Task: Copy each line of the entries beneath that contains the word "true".

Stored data
## Start

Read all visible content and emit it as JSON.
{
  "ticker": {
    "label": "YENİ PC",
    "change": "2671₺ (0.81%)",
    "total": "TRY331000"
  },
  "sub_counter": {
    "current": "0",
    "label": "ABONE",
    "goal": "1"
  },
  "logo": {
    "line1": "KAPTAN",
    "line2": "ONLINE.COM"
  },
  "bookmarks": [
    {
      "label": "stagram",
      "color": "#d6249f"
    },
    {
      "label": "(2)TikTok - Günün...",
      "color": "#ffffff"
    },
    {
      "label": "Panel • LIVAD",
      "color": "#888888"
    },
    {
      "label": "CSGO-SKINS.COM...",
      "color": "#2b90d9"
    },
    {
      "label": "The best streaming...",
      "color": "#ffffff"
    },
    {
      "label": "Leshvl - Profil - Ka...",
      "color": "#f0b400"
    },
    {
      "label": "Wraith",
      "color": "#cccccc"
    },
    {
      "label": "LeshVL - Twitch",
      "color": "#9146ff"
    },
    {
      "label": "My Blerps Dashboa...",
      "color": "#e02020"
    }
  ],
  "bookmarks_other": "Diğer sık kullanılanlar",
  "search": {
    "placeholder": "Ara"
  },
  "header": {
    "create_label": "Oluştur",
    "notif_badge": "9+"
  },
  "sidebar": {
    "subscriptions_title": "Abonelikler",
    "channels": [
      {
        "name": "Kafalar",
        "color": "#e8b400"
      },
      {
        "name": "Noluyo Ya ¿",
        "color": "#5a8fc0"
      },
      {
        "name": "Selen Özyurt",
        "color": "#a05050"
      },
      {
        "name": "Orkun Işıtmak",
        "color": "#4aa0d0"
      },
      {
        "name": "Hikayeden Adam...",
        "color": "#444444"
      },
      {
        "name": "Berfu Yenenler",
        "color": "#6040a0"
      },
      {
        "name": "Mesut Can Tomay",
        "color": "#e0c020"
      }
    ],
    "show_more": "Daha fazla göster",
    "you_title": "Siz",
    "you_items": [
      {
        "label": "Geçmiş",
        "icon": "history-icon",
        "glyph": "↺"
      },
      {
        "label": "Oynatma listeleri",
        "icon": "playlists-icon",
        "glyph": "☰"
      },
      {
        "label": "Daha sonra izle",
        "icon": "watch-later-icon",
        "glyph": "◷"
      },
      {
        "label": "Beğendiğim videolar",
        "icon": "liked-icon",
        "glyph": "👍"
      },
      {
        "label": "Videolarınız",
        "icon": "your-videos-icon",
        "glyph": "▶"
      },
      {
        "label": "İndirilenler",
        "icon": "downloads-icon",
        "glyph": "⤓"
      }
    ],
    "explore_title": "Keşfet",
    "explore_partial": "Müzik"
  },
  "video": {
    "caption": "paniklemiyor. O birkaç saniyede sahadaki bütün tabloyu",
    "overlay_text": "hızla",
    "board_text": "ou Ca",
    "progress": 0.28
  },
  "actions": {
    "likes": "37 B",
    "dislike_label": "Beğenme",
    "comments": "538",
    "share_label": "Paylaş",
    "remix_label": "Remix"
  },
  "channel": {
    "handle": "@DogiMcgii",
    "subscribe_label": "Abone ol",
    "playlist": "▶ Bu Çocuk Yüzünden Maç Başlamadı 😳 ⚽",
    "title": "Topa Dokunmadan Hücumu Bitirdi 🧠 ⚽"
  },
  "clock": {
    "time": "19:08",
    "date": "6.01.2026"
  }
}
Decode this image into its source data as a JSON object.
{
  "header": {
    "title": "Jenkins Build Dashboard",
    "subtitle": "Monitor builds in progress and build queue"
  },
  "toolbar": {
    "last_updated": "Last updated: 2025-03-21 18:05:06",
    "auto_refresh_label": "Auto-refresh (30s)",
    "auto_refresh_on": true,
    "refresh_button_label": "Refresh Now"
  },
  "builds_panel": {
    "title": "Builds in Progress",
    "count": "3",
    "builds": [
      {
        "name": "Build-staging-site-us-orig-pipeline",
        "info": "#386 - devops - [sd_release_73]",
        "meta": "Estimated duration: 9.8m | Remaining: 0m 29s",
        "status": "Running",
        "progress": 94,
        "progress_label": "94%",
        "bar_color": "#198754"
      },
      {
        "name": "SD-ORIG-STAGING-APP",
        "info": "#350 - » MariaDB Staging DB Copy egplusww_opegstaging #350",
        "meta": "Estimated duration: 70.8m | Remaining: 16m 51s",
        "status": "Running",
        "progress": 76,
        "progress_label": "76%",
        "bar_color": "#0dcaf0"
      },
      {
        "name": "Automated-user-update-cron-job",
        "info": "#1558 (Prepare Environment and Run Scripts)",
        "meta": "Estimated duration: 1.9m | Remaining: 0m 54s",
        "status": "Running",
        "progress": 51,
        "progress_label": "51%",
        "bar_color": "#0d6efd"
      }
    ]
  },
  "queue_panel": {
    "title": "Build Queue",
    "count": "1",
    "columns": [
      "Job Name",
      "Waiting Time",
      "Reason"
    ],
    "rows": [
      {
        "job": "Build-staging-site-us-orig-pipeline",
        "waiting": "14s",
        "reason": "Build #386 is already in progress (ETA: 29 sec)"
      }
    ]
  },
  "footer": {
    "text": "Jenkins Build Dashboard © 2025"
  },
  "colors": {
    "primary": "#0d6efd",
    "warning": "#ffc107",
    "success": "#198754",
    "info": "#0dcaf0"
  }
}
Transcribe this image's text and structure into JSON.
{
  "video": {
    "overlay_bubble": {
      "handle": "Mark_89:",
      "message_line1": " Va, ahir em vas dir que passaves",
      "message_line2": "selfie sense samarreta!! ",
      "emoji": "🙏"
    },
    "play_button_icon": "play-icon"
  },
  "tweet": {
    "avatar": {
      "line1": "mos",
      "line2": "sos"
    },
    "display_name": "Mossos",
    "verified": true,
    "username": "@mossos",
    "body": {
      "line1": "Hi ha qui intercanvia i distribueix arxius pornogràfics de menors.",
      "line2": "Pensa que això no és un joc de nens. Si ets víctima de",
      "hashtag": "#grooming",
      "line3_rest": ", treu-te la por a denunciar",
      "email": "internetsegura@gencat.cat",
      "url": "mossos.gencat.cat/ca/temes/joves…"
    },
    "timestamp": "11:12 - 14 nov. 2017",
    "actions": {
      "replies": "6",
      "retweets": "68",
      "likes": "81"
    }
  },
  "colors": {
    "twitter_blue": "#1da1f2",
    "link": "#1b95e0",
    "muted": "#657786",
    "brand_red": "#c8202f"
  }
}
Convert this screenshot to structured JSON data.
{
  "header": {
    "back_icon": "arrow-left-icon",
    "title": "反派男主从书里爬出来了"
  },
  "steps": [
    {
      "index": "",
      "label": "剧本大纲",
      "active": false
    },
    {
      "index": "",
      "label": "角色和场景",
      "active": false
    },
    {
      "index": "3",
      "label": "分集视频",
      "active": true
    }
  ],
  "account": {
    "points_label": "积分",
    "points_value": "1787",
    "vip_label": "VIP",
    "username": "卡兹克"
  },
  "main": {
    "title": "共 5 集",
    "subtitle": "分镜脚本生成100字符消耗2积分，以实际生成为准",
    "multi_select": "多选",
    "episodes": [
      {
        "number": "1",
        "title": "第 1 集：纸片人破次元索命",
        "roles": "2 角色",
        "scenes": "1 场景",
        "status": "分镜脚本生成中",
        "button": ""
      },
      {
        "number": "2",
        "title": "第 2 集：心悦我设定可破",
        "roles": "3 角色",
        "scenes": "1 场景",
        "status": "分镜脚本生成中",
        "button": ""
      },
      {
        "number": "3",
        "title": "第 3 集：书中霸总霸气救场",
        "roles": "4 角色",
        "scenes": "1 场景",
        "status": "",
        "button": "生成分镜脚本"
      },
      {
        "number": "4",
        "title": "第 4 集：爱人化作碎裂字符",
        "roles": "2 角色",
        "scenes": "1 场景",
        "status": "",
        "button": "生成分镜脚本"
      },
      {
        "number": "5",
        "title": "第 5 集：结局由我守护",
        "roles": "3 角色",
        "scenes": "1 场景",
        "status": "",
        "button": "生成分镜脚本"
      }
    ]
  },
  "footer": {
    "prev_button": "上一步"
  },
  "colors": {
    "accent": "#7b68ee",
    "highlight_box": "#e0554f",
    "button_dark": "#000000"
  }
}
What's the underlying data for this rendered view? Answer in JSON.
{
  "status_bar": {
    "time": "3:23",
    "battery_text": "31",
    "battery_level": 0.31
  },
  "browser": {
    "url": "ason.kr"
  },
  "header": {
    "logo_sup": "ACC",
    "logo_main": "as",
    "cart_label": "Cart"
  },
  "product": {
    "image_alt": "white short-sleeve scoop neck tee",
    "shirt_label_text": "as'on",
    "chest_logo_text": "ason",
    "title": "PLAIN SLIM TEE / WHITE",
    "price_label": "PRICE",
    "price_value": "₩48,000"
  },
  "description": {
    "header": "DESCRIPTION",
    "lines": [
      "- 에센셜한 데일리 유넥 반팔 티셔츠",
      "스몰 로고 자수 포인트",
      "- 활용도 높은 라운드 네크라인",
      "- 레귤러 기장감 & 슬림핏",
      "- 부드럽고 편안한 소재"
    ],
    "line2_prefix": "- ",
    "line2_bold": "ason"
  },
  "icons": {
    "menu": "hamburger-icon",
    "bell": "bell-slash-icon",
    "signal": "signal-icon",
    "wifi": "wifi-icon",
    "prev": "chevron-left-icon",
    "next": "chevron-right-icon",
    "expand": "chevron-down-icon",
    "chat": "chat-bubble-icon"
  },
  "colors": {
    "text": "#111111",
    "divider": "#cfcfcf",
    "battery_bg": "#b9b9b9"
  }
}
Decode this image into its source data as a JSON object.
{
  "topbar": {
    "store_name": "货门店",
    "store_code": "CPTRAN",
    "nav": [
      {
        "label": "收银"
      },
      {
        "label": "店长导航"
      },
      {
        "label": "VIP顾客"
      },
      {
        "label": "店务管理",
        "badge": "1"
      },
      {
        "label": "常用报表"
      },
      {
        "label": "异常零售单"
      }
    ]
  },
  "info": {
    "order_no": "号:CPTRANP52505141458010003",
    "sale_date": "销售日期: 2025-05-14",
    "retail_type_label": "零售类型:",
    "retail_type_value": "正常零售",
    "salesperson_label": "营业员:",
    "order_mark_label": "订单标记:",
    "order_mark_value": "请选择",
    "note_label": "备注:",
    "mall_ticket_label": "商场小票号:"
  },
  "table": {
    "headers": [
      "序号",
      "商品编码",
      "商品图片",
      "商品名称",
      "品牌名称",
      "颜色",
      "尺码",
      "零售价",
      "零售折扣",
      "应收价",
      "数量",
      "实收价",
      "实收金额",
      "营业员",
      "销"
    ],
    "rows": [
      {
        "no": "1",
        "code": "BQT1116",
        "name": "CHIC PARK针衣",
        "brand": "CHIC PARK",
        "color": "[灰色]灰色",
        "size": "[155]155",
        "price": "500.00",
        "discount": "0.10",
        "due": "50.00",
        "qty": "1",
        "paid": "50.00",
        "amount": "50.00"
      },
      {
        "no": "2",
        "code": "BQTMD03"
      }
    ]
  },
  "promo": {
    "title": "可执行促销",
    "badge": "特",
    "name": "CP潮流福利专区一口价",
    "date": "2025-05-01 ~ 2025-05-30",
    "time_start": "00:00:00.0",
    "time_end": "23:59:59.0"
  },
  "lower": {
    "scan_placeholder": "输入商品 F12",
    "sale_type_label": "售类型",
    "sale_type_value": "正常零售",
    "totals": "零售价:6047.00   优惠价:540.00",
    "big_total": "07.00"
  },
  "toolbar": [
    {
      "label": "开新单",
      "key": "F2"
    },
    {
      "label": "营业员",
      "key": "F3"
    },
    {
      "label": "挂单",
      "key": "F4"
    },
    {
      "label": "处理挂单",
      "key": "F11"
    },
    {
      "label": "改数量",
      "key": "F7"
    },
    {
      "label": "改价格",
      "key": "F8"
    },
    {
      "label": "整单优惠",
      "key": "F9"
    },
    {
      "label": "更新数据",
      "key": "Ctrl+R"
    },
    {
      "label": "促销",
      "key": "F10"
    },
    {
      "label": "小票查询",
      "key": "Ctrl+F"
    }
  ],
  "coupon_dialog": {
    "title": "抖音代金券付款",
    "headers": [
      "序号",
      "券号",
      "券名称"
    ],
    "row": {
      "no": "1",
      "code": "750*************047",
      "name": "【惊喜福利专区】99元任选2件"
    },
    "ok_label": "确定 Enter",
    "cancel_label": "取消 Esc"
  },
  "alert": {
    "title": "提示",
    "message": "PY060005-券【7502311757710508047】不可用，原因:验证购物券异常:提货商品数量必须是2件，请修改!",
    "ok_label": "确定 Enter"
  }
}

## End

Solution:
    "auto_refresh_on": true,
    "verified": true,
      "active": true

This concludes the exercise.